## Start DATA PROVIDED

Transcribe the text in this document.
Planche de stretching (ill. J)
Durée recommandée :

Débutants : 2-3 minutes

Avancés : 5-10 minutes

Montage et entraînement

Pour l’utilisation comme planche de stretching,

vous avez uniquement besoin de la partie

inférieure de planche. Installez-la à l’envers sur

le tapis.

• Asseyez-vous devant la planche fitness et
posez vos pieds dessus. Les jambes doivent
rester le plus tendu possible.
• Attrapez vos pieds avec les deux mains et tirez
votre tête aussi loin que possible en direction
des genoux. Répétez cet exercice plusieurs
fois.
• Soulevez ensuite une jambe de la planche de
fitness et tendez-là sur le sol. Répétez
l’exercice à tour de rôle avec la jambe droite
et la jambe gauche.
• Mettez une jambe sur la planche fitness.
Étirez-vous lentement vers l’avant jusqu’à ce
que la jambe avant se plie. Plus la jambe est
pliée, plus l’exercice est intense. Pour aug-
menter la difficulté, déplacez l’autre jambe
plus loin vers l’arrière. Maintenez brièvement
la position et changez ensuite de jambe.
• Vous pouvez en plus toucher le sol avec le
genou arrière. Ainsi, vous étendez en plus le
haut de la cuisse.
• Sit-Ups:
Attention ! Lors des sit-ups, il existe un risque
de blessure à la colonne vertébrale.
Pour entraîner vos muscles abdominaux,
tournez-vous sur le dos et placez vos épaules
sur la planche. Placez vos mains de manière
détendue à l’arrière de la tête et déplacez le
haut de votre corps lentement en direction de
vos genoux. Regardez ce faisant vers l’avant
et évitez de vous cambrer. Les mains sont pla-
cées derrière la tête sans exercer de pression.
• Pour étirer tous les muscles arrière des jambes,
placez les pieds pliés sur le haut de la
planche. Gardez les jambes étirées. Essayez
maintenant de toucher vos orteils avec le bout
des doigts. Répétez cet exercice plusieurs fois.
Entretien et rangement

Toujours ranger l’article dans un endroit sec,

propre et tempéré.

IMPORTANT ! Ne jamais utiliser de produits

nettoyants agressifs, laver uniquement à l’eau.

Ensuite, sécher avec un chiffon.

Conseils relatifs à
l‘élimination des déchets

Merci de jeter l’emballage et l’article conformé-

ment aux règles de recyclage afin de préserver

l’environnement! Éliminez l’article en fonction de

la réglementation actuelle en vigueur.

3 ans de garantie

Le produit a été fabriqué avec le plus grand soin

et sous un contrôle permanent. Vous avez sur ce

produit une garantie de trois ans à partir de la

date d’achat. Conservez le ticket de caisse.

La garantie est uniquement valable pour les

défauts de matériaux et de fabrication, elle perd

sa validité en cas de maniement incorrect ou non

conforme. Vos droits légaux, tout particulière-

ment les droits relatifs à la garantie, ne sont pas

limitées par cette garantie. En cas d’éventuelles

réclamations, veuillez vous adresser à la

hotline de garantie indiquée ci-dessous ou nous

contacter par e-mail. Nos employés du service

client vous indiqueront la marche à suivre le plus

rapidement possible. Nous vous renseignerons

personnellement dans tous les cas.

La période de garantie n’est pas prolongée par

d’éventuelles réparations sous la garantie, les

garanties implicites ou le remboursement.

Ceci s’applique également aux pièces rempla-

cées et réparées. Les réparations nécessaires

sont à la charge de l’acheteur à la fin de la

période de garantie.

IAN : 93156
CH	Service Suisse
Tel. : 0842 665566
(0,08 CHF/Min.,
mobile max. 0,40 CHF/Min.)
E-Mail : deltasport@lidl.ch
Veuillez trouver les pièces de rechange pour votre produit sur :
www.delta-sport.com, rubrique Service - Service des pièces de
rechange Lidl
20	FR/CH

## End DATA PROVIDED

**PROBLEM DETAILS:** Collect each line holding the string "article".

**OUTPUT FOR THIS EXERCISE:**
Toujours ranger l’article dans un endroit sec,
Merci de jeter l’emballage et l’article conformé-
l’environnement! Éliminez l’article en fonction de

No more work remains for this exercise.